▶ **Stated problem**
Skip all pictures, then print the remaining material exactly.

Stored data
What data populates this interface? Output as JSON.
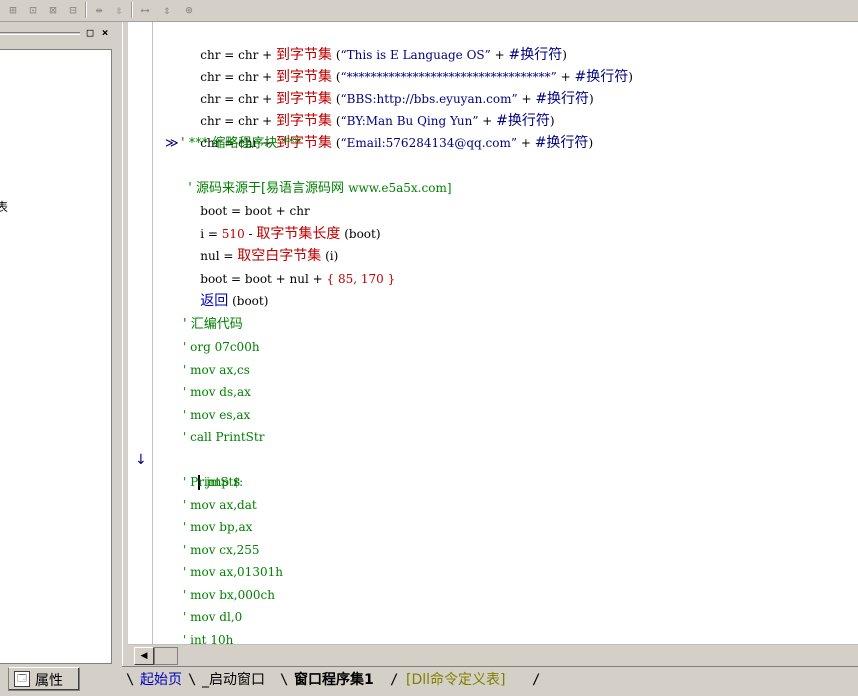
{
  "toolbar": {
    "icons": [
      "align-left-icon",
      "align-center-icon",
      "align-top-icon",
      "align-bottom-icon",
      "space-horizontal-icon",
      "space-vertical-icon",
      "width-icon",
      "height-icon",
      "size-icon"
    ],
    "glyphs": [
      "⊞",
      "⊡",
      "⊠",
      "⊟",
      "⇹",
      "⇳",
      "⟷",
      "⇕",
      "⊕"
    ]
  },
  "left_panel": {
    "fragment_text": "表",
    "minimize_label": "□",
    "close_label": "×"
  },
  "attr_tab": {
    "icon": "🗔",
    "label": "属性"
  },
  "gutter": {
    "breakpoint_arrow": "↓"
  },
  "code": {
    "line1": {
      "a": "chr",
      "b": " = ",
      "c": "chr",
      "d": " + ",
      "e": "到字节集",
      "f": " (",
      "g": "“This is E Language OS”",
      "h": " + ",
      "i": "#换行符",
      "j": ")"
    },
    "line2": {
      "a": "chr",
      "b": " = ",
      "c": "chr",
      "d": " + ",
      "e": "到字节集",
      "f": " (",
      "g": "“**********************************”",
      "h": " + ",
      "i": "#换行符",
      "j": ")"
    },
    "line3": {
      "a": "chr",
      "b": " = ",
      "c": "chr",
      "d": " + ",
      "e": "到字节集",
      "f": " (",
      "g": "“BBS:http://bbs.eyuyan.com”",
      "h": " + ",
      "i": "#换行符",
      "j": ")"
    },
    "line4": {
      "a": "chr",
      "b": " = ",
      "c": "chr",
      "d": " + ",
      "e": "到字节集",
      "f": " (",
      "g": "“BY:Man Bu Qing Yun”",
      "h": " + ",
      "i": "#换行符",
      "j": ")"
    },
    "line5": {
      "a": "chr",
      "b": " = ",
      "c": "chr",
      "d": " + ",
      "e": "到字节集",
      "f": " (",
      "g": "“Email:576284134@qq.com”",
      "h": " + ",
      "i": "#换行符",
      "j": ")"
    },
    "fold_marker": "≫",
    "line6": "' *** 缩略程序块 ***",
    "line7a": "' 源码来源于[易语言源码网 ",
    "line7b": "www.e5a5x.com]",
    "line8": {
      "a": "boot",
      "b": " = ",
      "c": "boot",
      "d": " + ",
      "e": "chr"
    },
    "line9": {
      "a": "i",
      "b": " = ",
      "c": "510",
      "d": " - ",
      "e": "取字节集长度",
      "f": " (boot)"
    },
    "line10": {
      "a": "nul",
      "b": " = ",
      "c": "取空白字节集",
      "d": " (i)"
    },
    "line11": {
      "a": "boot",
      "b": " = ",
      "c": "boot",
      "d": " + ",
      "e": "nul",
      "f": " + ",
      "g": "{ 85, 170 }"
    },
    "line12": {
      "a": "返回",
      "b": " (boot)"
    },
    "asm": [
      "' 汇编代码",
      "' org 07c00h",
      "' mov ax,cs",
      "' mov ds,ax",
      "' mov es,ax",
      "' call PrintStr",
      "jmp $",
      "' PrintStr:",
      "' mov ax,dat",
      "' mov bp,ax",
      "' mov cx,255",
      "' mov ax,01301h",
      "' mov bx,000ch",
      "' mov dl,0",
      "' int 10h"
    ]
  },
  "tabs": {
    "start": "起始页",
    "startup": "_启动窗口",
    "program": "窗口程序集1",
    "dll": "[Dll命令定义表]"
  }
}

▶ **Answer in full**
What data populates this interface? Output as JSON.
{
  "toolbar": {
    "icons": [
      "align-left-icon",
      "align-center-icon",
      "align-top-icon",
      "align-bottom-icon",
      "space-horizontal-icon",
      "space-vertical-icon",
      "width-icon",
      "height-icon",
      "size-icon"
    ],
    "glyphs": [
      "⊞",
      "⊡",
      "⊠",
      "⊟",
      "⇹",
      "⇳",
      "⟷",
      "⇕",
      "⊕"
    ]
  },
  "left_panel": {
    "fragment_text": "表",
    "minimize_label": "□",
    "close_label": "×"
  },
  "attr_tab": {
    "icon": "🗔",
    "label": "属性"
  },
  "gutter": {
    "breakpoint_arrow": "↓"
  },
  "code": {
    "line1": {
      "a": "chr",
      "b": " = ",
      "c": "chr",
      "d": " + ",
      "e": "到字节集",
      "f": " (",
      "g": "“This is E Language OS”",
      "h": " + ",
      "i": "#换行符",
      "j": ")"
    },
    "line2": {
      "a": "chr",
      "b": " = ",
      "c": "chr",
      "d": " + ",
      "e": "到字节集",
      "f": " (",
      "g": "“**********************************”",
      "h": " + ",
      "i": "#换行符",
      "j": ")"
    },
    "line3": {
      "a": "chr",
      "b": " = ",
      "c": "chr",
      "d": " + ",
      "e": "到字节集",
      "f": " (",
      "g": "“BBS:http://bbs.eyuyan.com”",
      "h": " + ",
      "i": "#换行符",
      "j": ")"
    },
    "line4": {
      "a": "chr",
      "b": " = ",
      "c": "chr",
      "d": " + ",
      "e": "到字节集",
      "f": " (",
      "g": "“BY:Man Bu Qing Yun”",
      "h": " + ",
      "i": "#换行符",
      "j": ")"
    },
    "line5": {
      "a": "chr",
      "b": " = ",
      "c": "chr",
      "d": " + ",
      "e": "到字节集",
      "f": " (",
      "g": "“Email:576284134@qq.com”",
      "h": " + ",
      "i": "#换行符",
      "j": ")"
    },
    "fold_marker": "≫",
    "line6": "' *** 缩略程序块 ***",
    "line7a": "' 源码来源于[易语言源码网 ",
    "line7b": "www.e5a5x.com]",
    "line8": {
      "a": "boot",
      "b": " = ",
      "c": "boot",
      "d": " + ",
      "e": "chr"
    },
    "line9": {
      "a": "i",
      "b": " = ",
      "c": "510",
      "d": " - ",
      "e": "取字节集长度",
      "f": " (boot)"
    },
    "line10": {
      "a": "nul",
      "b": " = ",
      "c": "取空白字节集",
      "d": " (i)"
    },
    "line11": {
      "a": "boot",
      "b": " = ",
      "c": "boot",
      "d": " + ",
      "e": "nul",
      "f": " + ",
      "g": "{ 85, 170 }"
    },
    "line12": {
      "a": "返回",
      "b": " (boot)"
    },
    "asm": [
      "' 汇编代码",
      "' org 07c00h",
      "' mov ax,cs",
      "' mov ds,ax",
      "' mov es,ax",
      "' call PrintStr",
      "jmp $",
      "' PrintStr:",
      "' mov ax,dat",
      "' mov bp,ax",
      "' mov cx,255",
      "' mov ax,01301h",
      "' mov bx,000ch",
      "' mov dl,0",
      "' int 10h"
    ]
  },
  "tabs": {
    "start": "起始页",
    "startup": "_启动窗口",
    "program": "窗口程序集1",
    "dll": "[Dll命令定义表]"
  }
}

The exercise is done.